What is asked:
Gather all lines in the entries that include the word "Допускается".

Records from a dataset
***
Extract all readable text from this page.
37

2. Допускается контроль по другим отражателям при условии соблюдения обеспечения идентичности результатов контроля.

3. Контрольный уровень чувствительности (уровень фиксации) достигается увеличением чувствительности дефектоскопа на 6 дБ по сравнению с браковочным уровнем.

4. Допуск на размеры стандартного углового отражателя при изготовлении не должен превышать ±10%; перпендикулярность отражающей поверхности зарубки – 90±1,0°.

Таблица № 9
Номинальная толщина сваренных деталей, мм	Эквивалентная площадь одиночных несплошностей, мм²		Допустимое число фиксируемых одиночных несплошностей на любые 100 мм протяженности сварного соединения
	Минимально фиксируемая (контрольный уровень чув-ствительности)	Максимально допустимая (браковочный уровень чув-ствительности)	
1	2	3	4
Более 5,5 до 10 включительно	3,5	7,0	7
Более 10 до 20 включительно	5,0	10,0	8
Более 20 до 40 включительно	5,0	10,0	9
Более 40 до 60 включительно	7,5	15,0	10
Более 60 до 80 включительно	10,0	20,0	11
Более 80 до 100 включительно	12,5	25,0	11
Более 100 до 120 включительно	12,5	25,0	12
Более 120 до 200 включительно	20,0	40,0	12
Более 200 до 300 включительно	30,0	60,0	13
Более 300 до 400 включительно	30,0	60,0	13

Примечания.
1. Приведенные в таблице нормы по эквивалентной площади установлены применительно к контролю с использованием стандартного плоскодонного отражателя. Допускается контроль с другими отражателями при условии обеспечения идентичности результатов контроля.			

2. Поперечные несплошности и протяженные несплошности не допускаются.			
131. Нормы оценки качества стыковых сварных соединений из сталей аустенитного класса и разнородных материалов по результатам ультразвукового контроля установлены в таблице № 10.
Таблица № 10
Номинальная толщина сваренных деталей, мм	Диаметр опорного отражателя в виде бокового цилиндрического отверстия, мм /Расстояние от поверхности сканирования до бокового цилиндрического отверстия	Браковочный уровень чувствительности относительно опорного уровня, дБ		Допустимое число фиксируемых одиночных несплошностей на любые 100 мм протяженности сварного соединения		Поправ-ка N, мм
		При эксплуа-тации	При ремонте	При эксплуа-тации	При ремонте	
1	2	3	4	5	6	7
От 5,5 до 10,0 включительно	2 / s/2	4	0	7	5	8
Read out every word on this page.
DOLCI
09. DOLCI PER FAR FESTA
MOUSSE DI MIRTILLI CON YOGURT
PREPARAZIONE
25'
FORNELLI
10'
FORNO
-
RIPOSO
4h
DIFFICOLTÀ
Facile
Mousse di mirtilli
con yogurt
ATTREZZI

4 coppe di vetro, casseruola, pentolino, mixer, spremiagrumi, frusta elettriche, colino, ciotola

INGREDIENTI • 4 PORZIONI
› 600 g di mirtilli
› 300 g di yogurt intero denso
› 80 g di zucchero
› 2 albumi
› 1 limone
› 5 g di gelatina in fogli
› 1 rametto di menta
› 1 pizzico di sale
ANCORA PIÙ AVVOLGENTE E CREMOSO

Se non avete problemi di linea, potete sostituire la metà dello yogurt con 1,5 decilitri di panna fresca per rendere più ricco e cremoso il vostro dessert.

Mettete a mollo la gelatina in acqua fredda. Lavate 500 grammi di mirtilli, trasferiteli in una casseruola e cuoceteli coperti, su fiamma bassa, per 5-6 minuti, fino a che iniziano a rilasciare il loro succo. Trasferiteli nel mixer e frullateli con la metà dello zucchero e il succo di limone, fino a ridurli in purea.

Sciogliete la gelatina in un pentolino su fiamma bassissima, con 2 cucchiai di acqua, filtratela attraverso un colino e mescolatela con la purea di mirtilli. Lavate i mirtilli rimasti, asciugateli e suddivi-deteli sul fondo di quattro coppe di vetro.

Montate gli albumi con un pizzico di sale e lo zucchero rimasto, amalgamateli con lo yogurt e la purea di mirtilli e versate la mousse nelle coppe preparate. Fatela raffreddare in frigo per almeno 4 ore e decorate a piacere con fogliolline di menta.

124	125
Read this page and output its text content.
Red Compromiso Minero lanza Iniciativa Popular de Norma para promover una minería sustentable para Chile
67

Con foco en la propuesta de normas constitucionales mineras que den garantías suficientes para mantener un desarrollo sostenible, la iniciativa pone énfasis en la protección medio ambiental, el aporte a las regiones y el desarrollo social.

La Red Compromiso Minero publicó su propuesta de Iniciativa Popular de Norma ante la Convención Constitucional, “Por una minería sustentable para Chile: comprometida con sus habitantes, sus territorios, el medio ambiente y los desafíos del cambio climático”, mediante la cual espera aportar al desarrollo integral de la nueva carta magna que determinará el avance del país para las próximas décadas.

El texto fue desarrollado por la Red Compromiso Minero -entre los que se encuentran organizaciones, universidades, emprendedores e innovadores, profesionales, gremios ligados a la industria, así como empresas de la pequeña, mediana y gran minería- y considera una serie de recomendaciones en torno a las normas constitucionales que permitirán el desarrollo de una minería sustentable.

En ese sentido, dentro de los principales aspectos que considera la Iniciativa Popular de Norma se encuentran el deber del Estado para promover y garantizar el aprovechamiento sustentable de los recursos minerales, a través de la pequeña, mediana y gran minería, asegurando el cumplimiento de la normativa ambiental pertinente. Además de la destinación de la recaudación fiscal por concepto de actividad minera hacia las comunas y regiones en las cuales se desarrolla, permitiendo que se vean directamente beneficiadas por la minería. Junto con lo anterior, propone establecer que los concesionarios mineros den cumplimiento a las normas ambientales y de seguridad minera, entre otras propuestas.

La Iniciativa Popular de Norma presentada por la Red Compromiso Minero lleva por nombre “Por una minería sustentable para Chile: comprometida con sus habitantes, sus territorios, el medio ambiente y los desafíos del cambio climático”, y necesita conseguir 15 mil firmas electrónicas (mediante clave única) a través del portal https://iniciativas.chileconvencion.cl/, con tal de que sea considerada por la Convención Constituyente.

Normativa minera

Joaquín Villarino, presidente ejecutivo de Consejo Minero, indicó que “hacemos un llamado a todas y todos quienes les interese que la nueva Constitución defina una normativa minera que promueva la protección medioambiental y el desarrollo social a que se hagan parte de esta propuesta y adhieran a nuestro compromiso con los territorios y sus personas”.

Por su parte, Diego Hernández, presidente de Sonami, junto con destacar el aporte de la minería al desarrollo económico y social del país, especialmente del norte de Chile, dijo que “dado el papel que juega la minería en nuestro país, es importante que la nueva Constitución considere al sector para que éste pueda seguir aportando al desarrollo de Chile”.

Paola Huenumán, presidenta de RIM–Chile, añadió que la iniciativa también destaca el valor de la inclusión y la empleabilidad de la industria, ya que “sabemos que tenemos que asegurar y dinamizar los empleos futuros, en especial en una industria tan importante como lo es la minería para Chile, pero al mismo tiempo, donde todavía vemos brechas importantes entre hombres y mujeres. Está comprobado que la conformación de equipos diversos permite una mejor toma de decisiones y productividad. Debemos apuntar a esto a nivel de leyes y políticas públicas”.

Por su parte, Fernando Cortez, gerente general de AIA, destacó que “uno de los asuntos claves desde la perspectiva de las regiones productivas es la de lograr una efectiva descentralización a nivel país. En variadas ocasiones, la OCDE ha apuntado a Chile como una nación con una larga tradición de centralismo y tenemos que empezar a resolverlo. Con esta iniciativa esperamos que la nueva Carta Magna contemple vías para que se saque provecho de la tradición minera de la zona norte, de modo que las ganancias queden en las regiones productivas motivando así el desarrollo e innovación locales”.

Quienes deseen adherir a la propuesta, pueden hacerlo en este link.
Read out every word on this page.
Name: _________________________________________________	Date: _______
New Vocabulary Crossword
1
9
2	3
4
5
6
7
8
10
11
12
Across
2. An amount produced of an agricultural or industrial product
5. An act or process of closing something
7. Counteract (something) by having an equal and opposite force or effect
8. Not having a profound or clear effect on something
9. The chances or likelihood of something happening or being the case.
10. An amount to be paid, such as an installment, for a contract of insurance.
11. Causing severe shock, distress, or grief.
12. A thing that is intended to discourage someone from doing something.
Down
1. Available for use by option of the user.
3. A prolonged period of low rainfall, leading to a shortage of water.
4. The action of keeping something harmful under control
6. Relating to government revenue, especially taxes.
***
Task answer:
2. Допускается контроль по другим отражателям при условии соблюдения обеспечения идентичности результатов контроля.
1. Приведенные в таблице нормы по эквивалентной площади установлены применительно к контролю с использованием стандартного плоскодонного отражателя. Допускается контроль с другими отражателями при условии обеспечения идентичности результатов контроля.			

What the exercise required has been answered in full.